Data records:
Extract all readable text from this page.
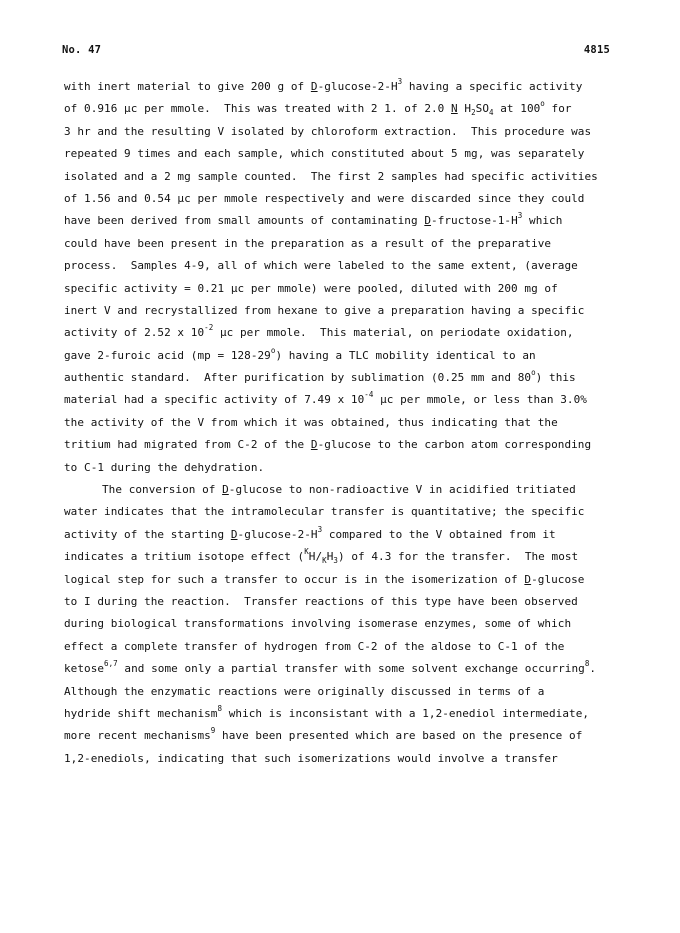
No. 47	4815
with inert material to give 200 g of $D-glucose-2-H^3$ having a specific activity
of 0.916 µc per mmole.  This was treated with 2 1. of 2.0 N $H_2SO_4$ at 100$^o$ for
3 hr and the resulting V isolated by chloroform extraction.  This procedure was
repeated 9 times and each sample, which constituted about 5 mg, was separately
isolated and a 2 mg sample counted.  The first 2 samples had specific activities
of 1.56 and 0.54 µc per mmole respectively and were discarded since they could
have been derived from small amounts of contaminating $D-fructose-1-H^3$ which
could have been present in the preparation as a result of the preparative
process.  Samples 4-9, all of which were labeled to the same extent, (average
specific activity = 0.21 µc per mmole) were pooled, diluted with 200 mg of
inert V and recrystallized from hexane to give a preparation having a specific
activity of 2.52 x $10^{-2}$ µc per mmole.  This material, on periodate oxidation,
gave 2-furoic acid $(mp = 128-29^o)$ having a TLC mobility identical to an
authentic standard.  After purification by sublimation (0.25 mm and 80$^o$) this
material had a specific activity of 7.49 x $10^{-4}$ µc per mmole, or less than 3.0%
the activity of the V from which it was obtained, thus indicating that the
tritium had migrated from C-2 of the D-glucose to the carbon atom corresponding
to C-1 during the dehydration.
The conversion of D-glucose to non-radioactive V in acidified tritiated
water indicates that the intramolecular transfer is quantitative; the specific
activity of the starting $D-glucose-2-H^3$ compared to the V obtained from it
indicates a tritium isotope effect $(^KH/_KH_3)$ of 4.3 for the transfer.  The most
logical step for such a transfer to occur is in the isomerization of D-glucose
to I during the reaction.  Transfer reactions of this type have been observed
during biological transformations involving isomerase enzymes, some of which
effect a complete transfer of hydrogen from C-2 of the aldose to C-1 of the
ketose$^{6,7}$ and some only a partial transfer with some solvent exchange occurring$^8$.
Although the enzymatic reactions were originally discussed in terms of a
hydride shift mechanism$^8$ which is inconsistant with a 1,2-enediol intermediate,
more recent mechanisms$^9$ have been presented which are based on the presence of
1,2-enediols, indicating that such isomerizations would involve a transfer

**Task item:** Each line of the entries holding the string "obtained" should be found and copied.

**Exercise solution:**
the activity of the V from which it was obtained, thus indicating that the
activity of the starting $D-glucose-2-H^3$ compared to the V obtained from it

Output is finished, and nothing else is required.